**What this task involves:**
Return a copy of every line in the records that includes the word "قيمته".

# # # #

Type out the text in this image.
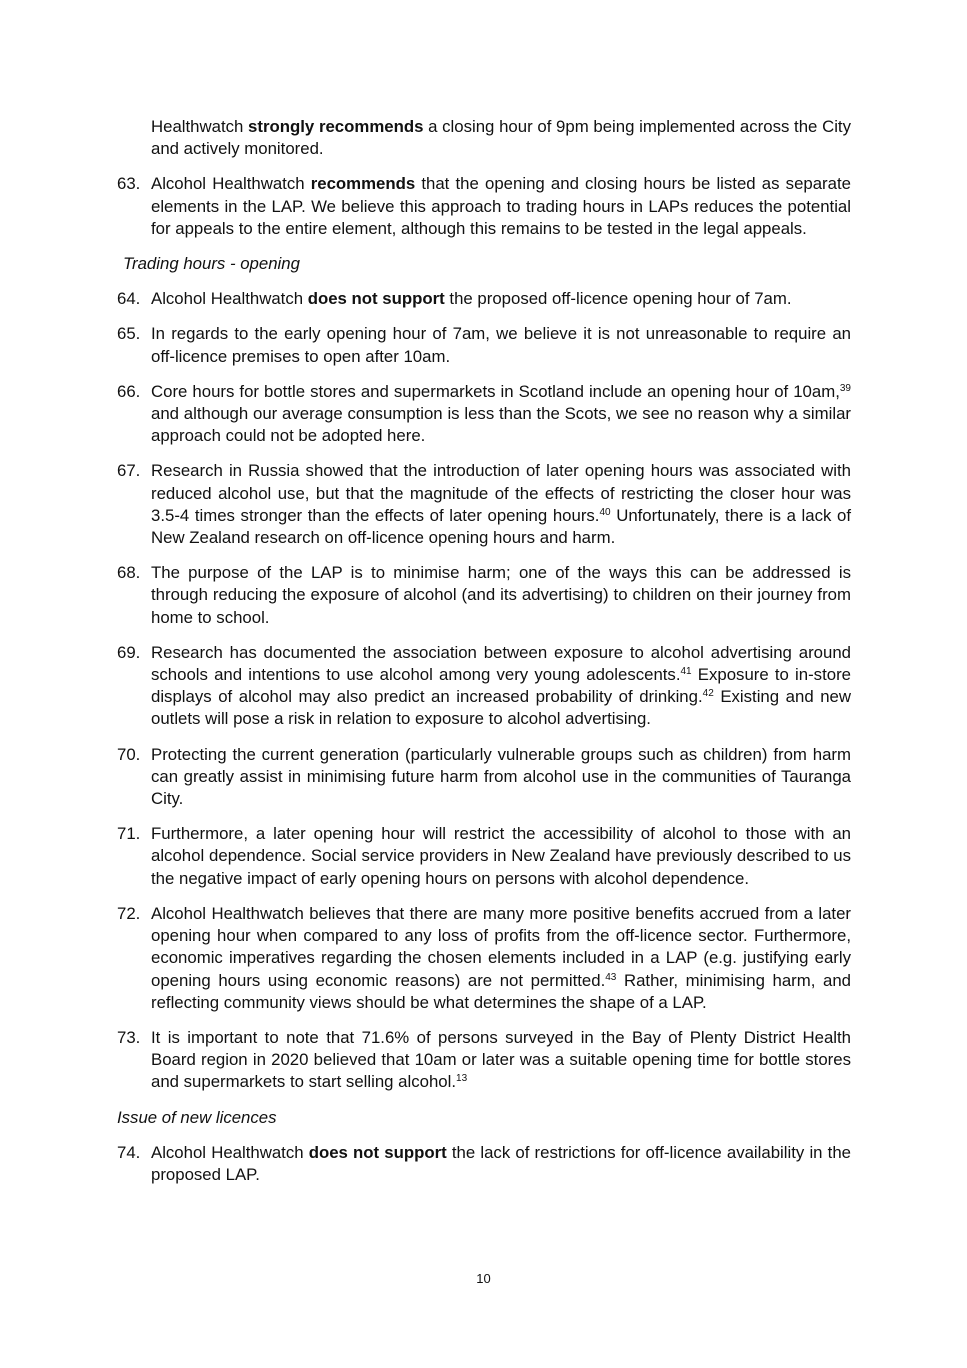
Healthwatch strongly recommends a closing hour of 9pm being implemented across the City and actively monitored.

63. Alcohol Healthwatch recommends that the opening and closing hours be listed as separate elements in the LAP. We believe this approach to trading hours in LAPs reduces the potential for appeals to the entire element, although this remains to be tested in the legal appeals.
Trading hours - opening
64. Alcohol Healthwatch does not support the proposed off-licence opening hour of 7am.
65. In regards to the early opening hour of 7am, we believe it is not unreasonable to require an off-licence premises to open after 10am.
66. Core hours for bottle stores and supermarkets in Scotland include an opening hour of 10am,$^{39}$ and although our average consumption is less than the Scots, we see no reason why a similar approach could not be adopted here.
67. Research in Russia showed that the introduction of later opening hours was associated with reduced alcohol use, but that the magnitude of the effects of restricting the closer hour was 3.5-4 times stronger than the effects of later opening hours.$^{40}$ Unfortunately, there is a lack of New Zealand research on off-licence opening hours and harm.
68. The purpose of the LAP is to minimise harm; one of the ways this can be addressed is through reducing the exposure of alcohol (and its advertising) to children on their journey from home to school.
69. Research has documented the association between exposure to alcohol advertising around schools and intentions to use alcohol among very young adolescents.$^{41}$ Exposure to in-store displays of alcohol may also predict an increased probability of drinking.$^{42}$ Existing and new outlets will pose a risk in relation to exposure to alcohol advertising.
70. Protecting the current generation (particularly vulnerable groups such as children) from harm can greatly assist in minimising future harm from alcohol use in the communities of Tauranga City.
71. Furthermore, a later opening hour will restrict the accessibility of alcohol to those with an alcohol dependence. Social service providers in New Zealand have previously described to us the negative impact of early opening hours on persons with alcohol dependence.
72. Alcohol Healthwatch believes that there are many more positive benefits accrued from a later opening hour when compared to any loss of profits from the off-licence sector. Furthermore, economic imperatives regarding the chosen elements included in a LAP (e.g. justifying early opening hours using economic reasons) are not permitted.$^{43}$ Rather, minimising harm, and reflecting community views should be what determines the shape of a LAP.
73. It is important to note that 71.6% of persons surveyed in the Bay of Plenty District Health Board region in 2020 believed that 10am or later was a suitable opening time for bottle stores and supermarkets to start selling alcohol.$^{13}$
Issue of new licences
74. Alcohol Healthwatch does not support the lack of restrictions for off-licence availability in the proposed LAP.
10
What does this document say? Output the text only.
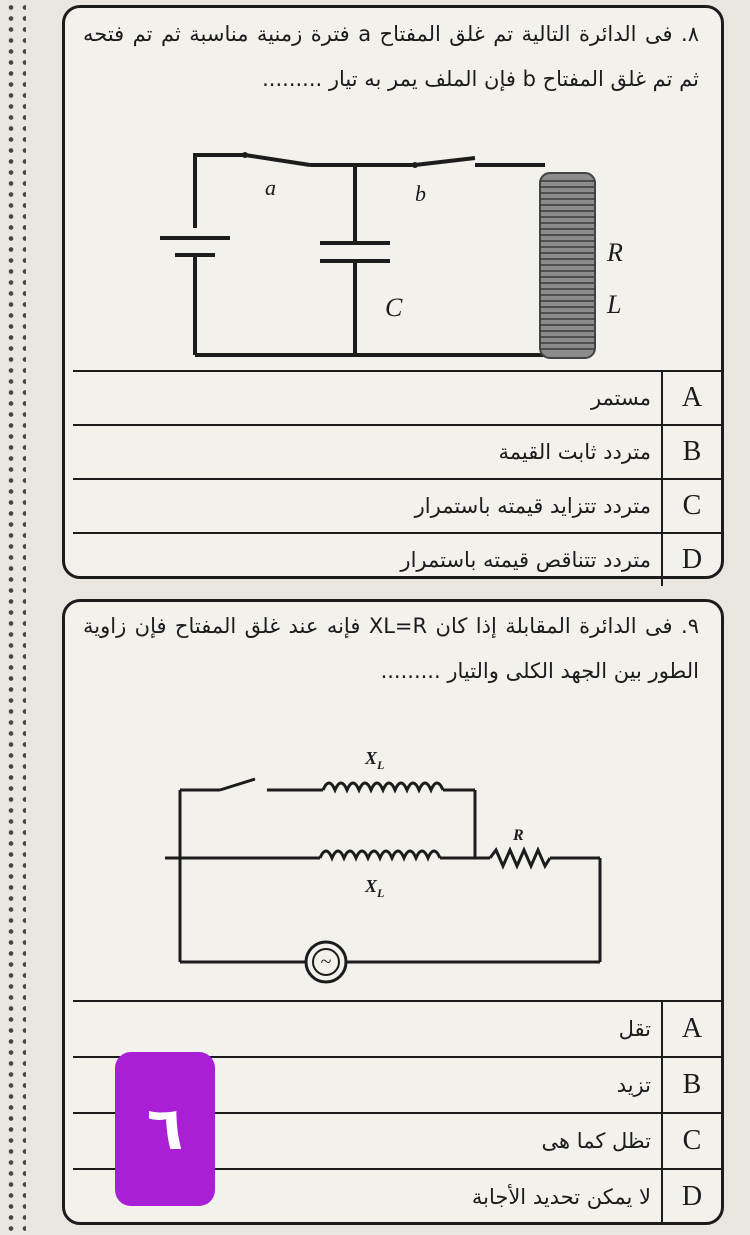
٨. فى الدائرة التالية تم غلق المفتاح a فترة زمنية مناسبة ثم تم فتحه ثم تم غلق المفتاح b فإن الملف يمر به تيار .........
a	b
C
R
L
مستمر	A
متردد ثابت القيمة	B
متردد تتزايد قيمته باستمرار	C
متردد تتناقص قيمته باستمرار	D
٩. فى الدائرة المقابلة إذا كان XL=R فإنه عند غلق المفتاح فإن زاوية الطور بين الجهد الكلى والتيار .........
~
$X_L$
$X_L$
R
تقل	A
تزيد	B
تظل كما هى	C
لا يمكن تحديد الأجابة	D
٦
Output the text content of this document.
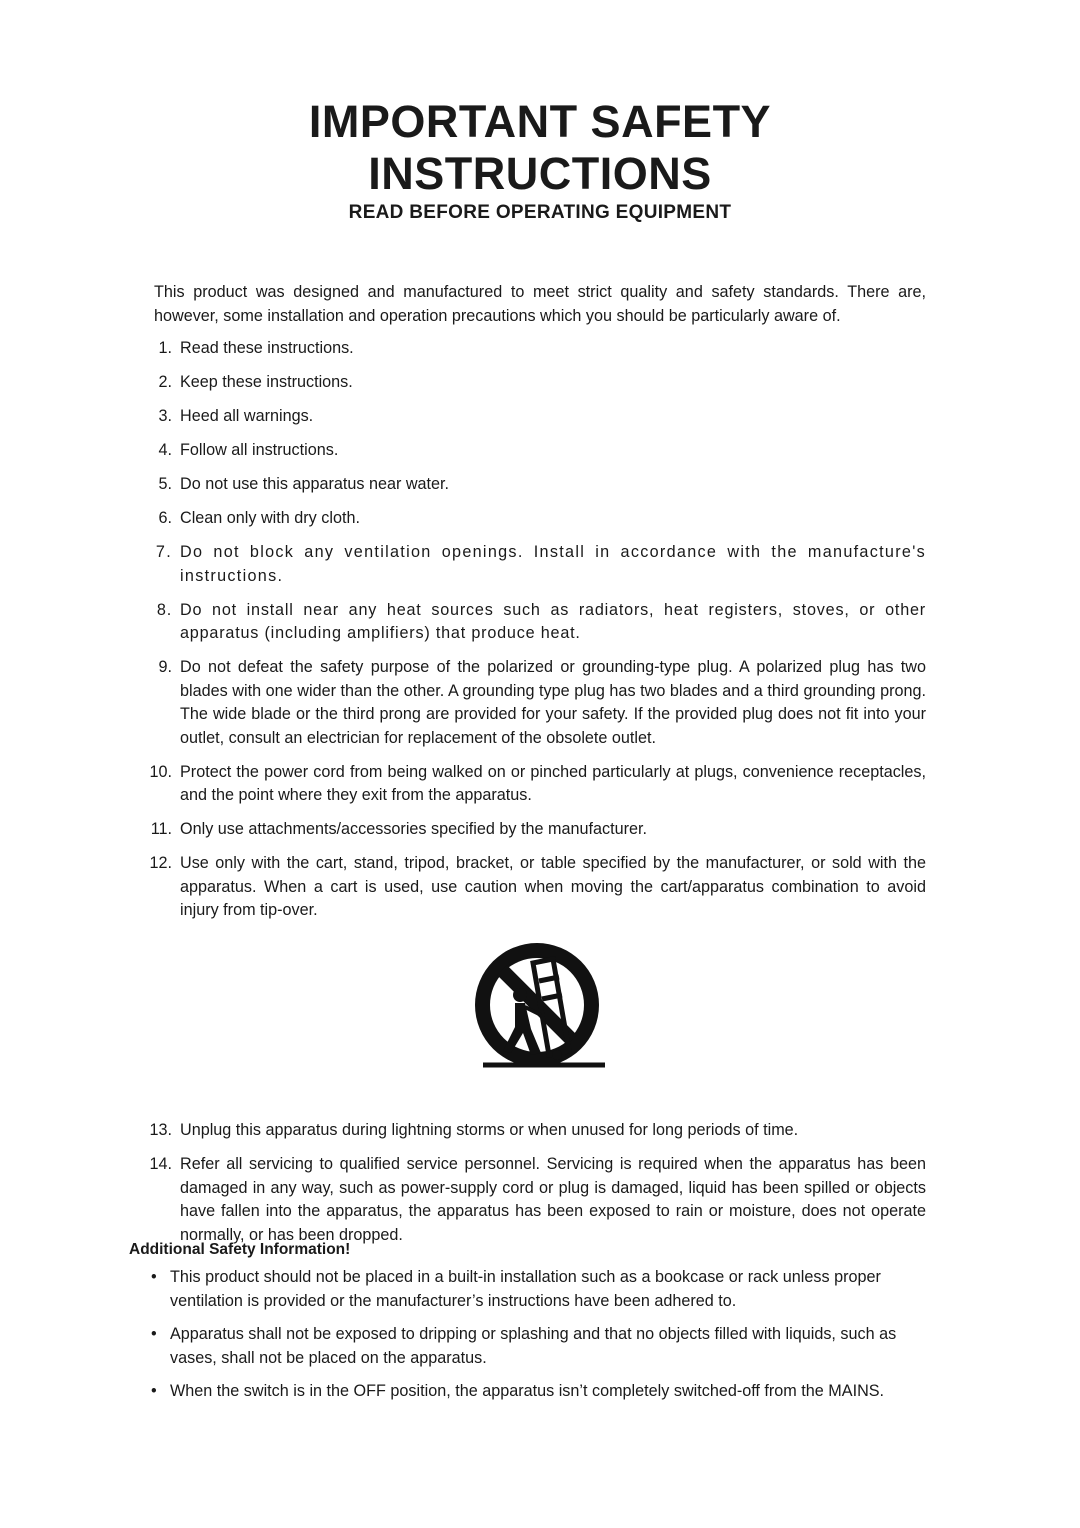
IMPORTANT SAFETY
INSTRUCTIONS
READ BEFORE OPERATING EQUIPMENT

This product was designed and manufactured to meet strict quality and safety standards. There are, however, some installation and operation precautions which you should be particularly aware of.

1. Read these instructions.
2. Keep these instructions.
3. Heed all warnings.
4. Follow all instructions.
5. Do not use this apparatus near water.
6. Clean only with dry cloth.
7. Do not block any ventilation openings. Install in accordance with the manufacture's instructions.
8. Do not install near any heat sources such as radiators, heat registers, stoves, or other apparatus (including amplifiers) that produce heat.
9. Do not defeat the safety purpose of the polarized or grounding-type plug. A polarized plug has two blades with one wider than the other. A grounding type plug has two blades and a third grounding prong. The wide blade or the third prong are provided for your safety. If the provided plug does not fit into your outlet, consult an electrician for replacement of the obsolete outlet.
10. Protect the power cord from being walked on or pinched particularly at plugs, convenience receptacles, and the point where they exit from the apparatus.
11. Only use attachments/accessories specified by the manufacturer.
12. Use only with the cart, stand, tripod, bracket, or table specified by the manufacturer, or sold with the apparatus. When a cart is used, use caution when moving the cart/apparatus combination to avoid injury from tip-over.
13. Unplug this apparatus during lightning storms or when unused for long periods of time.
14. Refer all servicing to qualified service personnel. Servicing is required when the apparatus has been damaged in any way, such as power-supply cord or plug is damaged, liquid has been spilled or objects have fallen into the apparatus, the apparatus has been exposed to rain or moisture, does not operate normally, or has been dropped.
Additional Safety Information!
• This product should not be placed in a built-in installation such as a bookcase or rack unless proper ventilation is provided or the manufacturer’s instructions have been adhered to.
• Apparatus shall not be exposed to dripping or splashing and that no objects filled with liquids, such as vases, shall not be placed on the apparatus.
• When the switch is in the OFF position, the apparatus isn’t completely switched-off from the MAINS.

# # # #

**The solution:**
متردد تتزايد قيمته باستمرار	C
متردد تتناقص قيمته باستمرار	D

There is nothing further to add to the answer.